> _WRITTEN INSTRUCTION_: Below are some records; reproduce every one of them exactly.

begin RECORD EXCERPTS

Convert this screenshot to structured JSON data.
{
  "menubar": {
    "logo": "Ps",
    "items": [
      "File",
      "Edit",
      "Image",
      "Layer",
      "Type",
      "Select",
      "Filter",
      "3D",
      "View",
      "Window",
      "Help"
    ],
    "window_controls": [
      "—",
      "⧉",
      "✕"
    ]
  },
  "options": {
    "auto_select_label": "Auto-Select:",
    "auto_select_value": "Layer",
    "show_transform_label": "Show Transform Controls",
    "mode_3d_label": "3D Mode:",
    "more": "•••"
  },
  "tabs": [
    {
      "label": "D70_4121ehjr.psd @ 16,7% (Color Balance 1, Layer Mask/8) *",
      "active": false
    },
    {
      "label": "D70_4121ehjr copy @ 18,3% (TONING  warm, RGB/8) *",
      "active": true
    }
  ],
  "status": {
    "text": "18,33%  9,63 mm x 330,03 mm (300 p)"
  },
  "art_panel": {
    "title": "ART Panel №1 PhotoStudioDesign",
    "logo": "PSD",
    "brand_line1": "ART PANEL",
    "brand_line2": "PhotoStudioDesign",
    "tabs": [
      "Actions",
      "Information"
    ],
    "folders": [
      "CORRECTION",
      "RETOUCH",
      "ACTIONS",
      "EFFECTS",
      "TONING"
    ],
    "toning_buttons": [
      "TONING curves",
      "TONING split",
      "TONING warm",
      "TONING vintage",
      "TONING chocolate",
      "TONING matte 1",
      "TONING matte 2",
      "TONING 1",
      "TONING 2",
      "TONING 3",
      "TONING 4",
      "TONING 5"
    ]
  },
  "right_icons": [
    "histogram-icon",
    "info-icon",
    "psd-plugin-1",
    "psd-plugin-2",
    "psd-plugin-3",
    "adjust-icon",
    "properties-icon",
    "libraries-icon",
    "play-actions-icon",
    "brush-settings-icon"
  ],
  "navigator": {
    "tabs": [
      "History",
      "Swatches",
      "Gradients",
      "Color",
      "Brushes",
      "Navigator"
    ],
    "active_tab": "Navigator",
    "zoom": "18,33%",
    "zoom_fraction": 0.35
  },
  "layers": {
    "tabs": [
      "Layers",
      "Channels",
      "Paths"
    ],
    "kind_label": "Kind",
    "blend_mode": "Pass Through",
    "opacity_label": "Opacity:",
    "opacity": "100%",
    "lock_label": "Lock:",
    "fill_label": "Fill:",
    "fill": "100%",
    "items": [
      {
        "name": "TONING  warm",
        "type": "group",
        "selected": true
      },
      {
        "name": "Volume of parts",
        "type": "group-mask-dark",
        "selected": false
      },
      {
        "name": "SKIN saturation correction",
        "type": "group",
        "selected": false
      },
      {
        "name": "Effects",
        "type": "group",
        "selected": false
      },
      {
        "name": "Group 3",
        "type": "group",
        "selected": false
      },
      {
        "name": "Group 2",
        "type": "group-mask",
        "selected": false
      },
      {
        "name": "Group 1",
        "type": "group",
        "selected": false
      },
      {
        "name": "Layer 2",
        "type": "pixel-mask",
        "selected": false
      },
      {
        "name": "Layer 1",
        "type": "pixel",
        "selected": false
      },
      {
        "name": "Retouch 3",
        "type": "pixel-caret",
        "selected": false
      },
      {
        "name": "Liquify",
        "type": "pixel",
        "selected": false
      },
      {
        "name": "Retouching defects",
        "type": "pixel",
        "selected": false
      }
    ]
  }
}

end RECORD EXCERPTS

> _WORKED ANSWER_:
Convert this screenshot to structured JSON data.
{
  "menubar": {
    "logo": "Ps",
    "items": [
      "File",
      "Edit",
      "Image",
      "Layer",
      "Type",
      "Select",
      "Filter",
      "3D",
      "View",
      "Window",
      "Help"
    ],
    "window_controls": [
      "—",
      "⧉",
      "✕"
    ]
  },
  "options": {
    "auto_select_label": "Auto-Select:",
    "auto_select_value": "Layer",
    "show_transform_label": "Show Transform Controls",
    "mode_3d_label": "3D Mode:",
    "more": "•••"
  },
  "tabs": [
    {
      "label": "D70_4121ehjr.psd @ 16,7% (Color Balance 1, Layer Mask/8) *",
      "active": false
    },
    {
      "label": "D70_4121ehjr copy @ 18,3% (TONING  warm, RGB/8) *",
      "active": true
    }
  ],
  "status": {
    "text": "18,33%  9,63 mm x 330,03 mm (300 p)"
  },
  "art_panel": {
    "title": "ART Panel №1 PhotoStudioDesign",
    "logo": "PSD",
    "brand_line1": "ART PANEL",
    "brand_line2": "PhotoStudioDesign",
    "tabs": [
      "Actions",
      "Information"
    ],
    "folders": [
      "CORRECTION",
      "RETOUCH",
      "ACTIONS",
      "EFFECTS",
      "TONING"
    ],
    "toning_buttons": [
      "TONING curves",
      "TONING split",
      "TONING warm",
      "TONING vintage",
      "TONING chocolate",
      "TONING matte 1",
      "TONING matte 2",
      "TONING 1",
      "TONING 2",
      "TONING 3",
      "TONING 4",
      "TONING 5"
    ]
  },
  "right_icons": [
    "histogram-icon",
    "info-icon",
    "psd-plugin-1",
    "psd-plugin-2",
    "psd-plugin-3",
    "adjust-icon",
    "properties-icon",
    "libraries-icon",
    "play-actions-icon",
    "brush-settings-icon"
  ],
  "navigator": {
    "tabs": [
      "History",
      "Swatches",
      "Gradients",
      "Color",
      "Brushes",
      "Navigator"
    ],
    "active_tab": "Navigator",
    "zoom": "18,33%",
    "zoom_fraction": 0.35
  },
  "layers": {
    "tabs": [
      "Layers",
      "Channels",
      "Paths"
    ],
    "kind_label": "Kind",
    "blend_mode": "Pass Through",
    "opacity_label": "Opacity:",
    "opacity": "100%",
    "lock_label": "Lock:",
    "fill_label": "Fill:",
    "fill": "100%",
    "items": [
      {
        "name": "TONING  warm",
        "type": "group",
        "selected": true
      },
      {
        "name": "Volume of parts",
        "type": "group-mask-dark",
        "selected": false
      },
      {
        "name": "SKIN saturation correction",
        "type": "group",
        "selected": false
      },
      {
        "name": "Effects",
        "type": "group",
        "selected": false
      },
      {
        "name": "Group 3",
        "type": "group",
        "selected": false
      },
      {
        "name": "Group 2",
        "type": "group-mask",
        "selected": false
      },
      {
        "name": "Group 1",
        "type": "group",
        "selected": false
      },
      {
        "name": "Layer 2",
        "type": "pixel-mask",
        "selected": false
      },
      {
        "name": "Layer 1",
        "type": "pixel",
        "selected": false
      },
      {
        "name": "Retouch 3",
        "type": "pixel-caret",
        "selected": false
      },
      {
        "name": "Liquify",
        "type": "pixel",
        "selected": false
      },
      {
        "name": "Retouching defects",
        "type": "pixel",
        "selected": false
      }
    ]
  }
}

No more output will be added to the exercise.